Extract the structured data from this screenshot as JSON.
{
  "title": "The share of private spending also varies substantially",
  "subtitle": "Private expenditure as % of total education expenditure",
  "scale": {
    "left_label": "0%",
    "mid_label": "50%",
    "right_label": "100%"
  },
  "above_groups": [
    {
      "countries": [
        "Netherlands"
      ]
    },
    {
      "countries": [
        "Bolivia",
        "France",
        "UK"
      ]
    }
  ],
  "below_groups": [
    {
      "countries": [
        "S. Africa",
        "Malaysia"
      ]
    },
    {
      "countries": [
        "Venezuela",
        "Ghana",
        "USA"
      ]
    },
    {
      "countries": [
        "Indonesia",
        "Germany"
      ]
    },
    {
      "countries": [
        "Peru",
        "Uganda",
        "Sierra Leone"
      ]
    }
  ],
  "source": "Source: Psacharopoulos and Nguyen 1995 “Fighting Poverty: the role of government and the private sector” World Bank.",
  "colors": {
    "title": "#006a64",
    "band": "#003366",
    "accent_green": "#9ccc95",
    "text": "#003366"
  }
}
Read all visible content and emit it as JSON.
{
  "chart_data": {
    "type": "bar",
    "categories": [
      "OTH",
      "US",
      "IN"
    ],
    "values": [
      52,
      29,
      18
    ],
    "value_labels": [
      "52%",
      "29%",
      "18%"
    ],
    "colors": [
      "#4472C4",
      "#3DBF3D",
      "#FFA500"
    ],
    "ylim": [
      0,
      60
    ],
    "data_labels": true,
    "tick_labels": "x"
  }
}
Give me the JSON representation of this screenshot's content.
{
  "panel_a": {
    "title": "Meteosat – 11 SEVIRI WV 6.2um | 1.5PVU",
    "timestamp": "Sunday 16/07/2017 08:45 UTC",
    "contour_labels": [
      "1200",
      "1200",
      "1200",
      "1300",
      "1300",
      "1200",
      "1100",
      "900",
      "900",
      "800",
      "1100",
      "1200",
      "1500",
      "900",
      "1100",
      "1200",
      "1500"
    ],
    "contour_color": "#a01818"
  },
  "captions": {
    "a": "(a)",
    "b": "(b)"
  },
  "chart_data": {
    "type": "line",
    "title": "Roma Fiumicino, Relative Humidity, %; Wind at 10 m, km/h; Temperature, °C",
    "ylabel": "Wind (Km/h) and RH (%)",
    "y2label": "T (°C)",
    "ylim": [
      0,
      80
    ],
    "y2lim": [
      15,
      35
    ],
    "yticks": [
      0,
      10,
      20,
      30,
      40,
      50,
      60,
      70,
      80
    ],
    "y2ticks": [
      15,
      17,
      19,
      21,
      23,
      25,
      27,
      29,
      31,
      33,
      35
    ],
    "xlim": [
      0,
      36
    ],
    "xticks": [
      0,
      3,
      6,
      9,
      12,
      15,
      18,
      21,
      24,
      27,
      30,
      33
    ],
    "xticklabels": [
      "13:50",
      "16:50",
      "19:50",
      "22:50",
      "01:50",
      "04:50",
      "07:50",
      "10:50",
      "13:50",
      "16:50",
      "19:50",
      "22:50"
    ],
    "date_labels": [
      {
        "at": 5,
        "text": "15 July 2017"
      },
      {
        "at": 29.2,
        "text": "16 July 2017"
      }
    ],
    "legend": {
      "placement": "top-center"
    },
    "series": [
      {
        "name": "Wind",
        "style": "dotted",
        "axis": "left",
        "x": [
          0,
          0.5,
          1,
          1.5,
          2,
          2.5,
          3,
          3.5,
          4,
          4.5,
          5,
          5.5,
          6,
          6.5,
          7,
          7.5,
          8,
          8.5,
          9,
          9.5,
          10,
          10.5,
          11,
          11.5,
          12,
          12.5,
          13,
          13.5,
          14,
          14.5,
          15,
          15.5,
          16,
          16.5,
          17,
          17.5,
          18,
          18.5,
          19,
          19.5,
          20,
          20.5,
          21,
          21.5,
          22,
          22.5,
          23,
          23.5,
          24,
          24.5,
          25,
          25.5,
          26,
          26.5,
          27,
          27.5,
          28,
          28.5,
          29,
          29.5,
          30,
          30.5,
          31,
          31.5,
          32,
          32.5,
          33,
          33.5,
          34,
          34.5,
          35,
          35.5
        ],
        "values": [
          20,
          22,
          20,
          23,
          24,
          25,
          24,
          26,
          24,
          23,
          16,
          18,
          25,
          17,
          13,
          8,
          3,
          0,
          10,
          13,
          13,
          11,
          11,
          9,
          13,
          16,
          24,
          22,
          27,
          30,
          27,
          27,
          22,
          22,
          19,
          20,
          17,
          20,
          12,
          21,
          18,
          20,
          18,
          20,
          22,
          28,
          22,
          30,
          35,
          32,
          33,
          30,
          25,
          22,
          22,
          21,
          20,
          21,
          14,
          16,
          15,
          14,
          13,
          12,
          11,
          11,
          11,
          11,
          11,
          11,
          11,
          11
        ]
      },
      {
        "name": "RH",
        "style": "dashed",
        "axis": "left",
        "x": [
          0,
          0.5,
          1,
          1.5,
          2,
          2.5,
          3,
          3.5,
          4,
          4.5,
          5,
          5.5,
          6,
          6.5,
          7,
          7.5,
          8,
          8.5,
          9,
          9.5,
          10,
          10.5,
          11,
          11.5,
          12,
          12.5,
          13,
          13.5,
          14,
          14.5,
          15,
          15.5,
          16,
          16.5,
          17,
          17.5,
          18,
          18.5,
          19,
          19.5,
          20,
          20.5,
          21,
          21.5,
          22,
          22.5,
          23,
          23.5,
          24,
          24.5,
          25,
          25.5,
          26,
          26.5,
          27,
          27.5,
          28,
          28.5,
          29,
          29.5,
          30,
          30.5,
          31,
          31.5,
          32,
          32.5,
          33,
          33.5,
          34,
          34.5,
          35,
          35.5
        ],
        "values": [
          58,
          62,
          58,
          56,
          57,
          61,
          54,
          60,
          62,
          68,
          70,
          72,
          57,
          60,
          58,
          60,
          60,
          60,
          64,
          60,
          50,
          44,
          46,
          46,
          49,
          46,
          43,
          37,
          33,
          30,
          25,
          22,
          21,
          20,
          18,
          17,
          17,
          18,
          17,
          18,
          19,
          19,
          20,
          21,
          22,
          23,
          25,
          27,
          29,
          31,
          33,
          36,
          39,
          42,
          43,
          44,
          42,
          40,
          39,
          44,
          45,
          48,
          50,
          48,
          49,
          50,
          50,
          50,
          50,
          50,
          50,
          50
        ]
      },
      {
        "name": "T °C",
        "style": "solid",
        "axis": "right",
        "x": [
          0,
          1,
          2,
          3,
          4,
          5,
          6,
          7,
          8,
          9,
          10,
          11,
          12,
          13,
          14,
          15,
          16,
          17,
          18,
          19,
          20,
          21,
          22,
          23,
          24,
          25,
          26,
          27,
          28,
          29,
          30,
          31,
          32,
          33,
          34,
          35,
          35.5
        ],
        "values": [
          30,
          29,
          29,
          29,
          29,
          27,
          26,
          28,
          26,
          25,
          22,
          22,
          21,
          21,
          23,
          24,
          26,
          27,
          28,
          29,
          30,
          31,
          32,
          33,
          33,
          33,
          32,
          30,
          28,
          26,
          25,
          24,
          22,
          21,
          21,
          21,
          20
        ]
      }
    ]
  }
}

====

YOUR INSTRUCTIONS:
Reproduce each record exactly, leaving nothing out.

THE RESULT:
Extract the structured data from this screenshot as JSON.
{
  "title": "The share of private spending also varies substantially",
  "subtitle": "Private expenditure as % of total education expenditure",
  "scale": {
    "left_label": "0%",
    "mid_label": "50%",
    "right_label": "100%"
  },
  "above_groups": [
    {
      "countries": [
        "Netherlands"
      ]
    },
    {
      "countries": [
        "Bolivia",
        "France",
        "UK"
      ]
    }
  ],
  "below_groups": [
    {
      "countries": [
        "S. Africa",
        "Malaysia"
      ]
    },
    {
      "countries": [
        "Venezuela",
        "Ghana",
        "USA"
      ]
    },
    {
      "countries": [
        "Indonesia",
        "Germany"
      ]
    },
    {
      "countries": [
        "Peru",
        "Uganda",
        "Sierra Leone"
      ]
    }
  ],
  "source": "Source: Psacharopoulos and Nguyen 1995 “Fighting Poverty: the role of government and the private sector” World Bank.",
  "colors": {
    "title": "#006a64",
    "band": "#003366",
    "accent_green": "#9ccc95",
    "text": "#003366"
  }
}
Read all visible content and emit it as JSON.
{
  "chart_data": {
    "type": "bar",
    "categories": [
      "OTH",
      "US",
      "IN"
    ],
    "values": [
      52,
      29,
      18
    ],
    "value_labels": [
      "52%",
      "29%",
      "18%"
    ],
    "colors": [
      "#4472C4",
      "#3DBF3D",
      "#FFA500"
    ],
    "ylim": [
      0,
      60
    ],
    "data_labels": true,
    "tick_labels": "x"
  }
}
Give me the JSON representation of this screenshot's content.
{
  "panel_a": {
    "title": "Meteosat – 11 SEVIRI WV 6.2um | 1.5PVU",
    "timestamp": "Sunday 16/07/2017 08:45 UTC",
    "contour_labels": [
      "1200",
      "1200",
      "1200",
      "1300",
      "1300",
      "1200",
      "1100",
      "900",
      "900",
      "800",
      "1100",
      "1200",
      "1500",
      "900",
      "1100",
      "1200",
      "1500"
    ],
    "contour_color": "#a01818"
  },
  "captions": {
    "a": "(a)",
    "b": "(b)"
  },
  "chart_data": {
    "type": "line",
    "title": "Roma Fiumicino, Relative Humidity, %; Wind at 10 m, km/h; Temperature, °C",
    "ylabel": "Wind (Km/h) and RH (%)",
    "y2label": "T (°C)",
    "ylim": [
      0,
      80
    ],
    "y2lim": [
      15,
      35
    ],
    "yticks": [
      0,
      10,
      20,
      30,
      40,
      50,
      60,
      70,
      80
    ],
    "y2ticks": [
      15,
      17,
      19,
      21,
      23,
      25,
      27,
      29,
      31,
      33,
      35
    ],
    "xlim": [
      0,
      36
    ],
    "xticks": [
      0,
      3,
      6,
      9,
      12,
      15,
      18,
      21,
      24,
      27,
      30,
      33
    ],
    "xticklabels": [
      "13:50",
      "16:50",
      "19:50",
      "22:50",
      "01:50",
      "04:50",
      "07:50",
      "10:50",
      "13:50",
      "16:50",
      "19:50",
      "22:50"
    ],
    "date_labels": [
      {
        "at": 5,
        "text": "15 July 2017"
      },
      {
        "at": 29.2,
        "text": "16 July 2017"
      }
    ],
    "legend": {
      "placement": "top-center"
    },
    "series": [
      {
        "name": "Wind",
        "style": "dotted",
        "axis": "left",
        "x": [
          0,
          0.5,
          1,
          1.5,
          2,
          2.5,
          3,
          3.5,
          4,
          4.5,
          5,
          5.5,
          6,
          6.5,
          7,
          7.5,
          8,
          8.5,
          9,
          9.5,
          10,
          10.5,
          11,
          11.5,
          12,
          12.5,
          13,
          13.5,
          14,
          14.5,
          15,
          15.5,
          16,
          16.5,
          17,
          17.5,
          18,
          18.5,
          19,
          19.5,
          20,
          20.5,
          21,
          21.5,
          22,
          22.5,
          23,
          23.5,
          24,
          24.5,
          25,
          25.5,
          26,
          26.5,
          27,
          27.5,
          28,
          28.5,
          29,
          29.5,
          30,
          30.5,
          31,
          31.5,
          32,
          32.5,
          33,
          33.5,
          34,
          34.5,
          35,
          35.5
        ],
        "values": [
          20,
          22,
          20,
          23,
          24,
          25,
          24,
          26,
          24,
          23,
          16,
          18,
          25,
          17,
          13,
          8,
          3,
          0,
          10,
          13,
          13,
          11,
          11,
          9,
          13,
          16,
          24,
          22,
          27,
          30,
          27,
          27,
          22,
          22,
          19,
          20,
          17,
          20,
          12,
          21,
          18,
          20,
          18,
          20,
          22,
          28,
          22,
          30,
          35,
          32,
          33,
          30,
          25,
          22,
          22,
          21,
          20,
          21,
          14,
          16,
          15,
          14,
          13,
          12,
          11,
          11,
          11,
          11,
          11,
          11,
          11,
          11
        ]
      },
      {
        "name": "RH",
        "style": "dashed",
        "axis": "left",
        "x": [
          0,
          0.5,
          1,
          1.5,
          2,
          2.5,
          3,
          3.5,
          4,
          4.5,
          5,
          5.5,
          6,
          6.5,
          7,
          7.5,
          8,
          8.5,
          9,
          9.5,
          10,
          10.5,
          11,
          11.5,
          12,
          12.5,
          13,
          13.5,
          14,
          14.5,
          15,
          15.5,
          16,
          16.5,
          17,
          17.5,
          18,
          18.5,
          19,
          19.5,
          20,
          20.5,
          21,
          21.5,
          22,
          22.5,
          23,
          23.5,
          24,
          24.5,
          25,
          25.5,
          26,
          26.5,
          27,
          27.5,
          28,
          28.5,
          29,
          29.5,
          30,
          30.5,
          31,
          31.5,
          32,
          32.5,
          33,
          33.5,
          34,
          34.5,
          35,
          35.5
        ],
        "values": [
          58,
          62,
          58,
          56,
          57,
          61,
          54,
          60,
          62,
          68,
          70,
          72,
          57,
          60,
          58,
          60,
          60,
          60,
          64,
          60,
          50,
          44,
          46,
          46,
          49,
          46,
          43,
          37,
          33,
          30,
          25,
          22,
          21,
          20,
          18,
          17,
          17,
          18,
          17,
          18,
          19,
          19,
          20,
          21,
          22,
          23,
          25,
          27,
          29,
          31,
          33,
          36,
          39,
          42,
          43,
          44,
          42,
          40,
          39,
          44,
          45,
          48,
          50,
          48,
          49,
          50,
          50,
          50,
          50,
          50,
          50,
          50
        ]
      },
      {
        "name": "T °C",
        "style": "solid",
        "axis": "right",
        "x": [
          0,
          1,
          2,
          3,
          4,
          5,
          6,
          7,
          8,
          9,
          10,
          11,
          12,
          13,
          14,
          15,
          16,
          17,
          18,
          19,
          20,
          21,
          22,
          23,
          24,
          25,
          26,
          27,
          28,
          29,
          30,
          31,
          32,
          33,
          34,
          35,
          35.5
        ],
        "values": [
          30,
          29,
          29,
          29,
          29,
          27,
          26,
          28,
          26,
          25,
          22,
          22,
          21,
          21,
          23,
          24,
          26,
          27,
          28,
          29,
          30,
          31,
          32,
          33,
          33,
          33,
          32,
          30,
          28,
          26,
          25,
          24,
          22,
          21,
          21,
          21,
          20
        ]
      }
    ]
  }
}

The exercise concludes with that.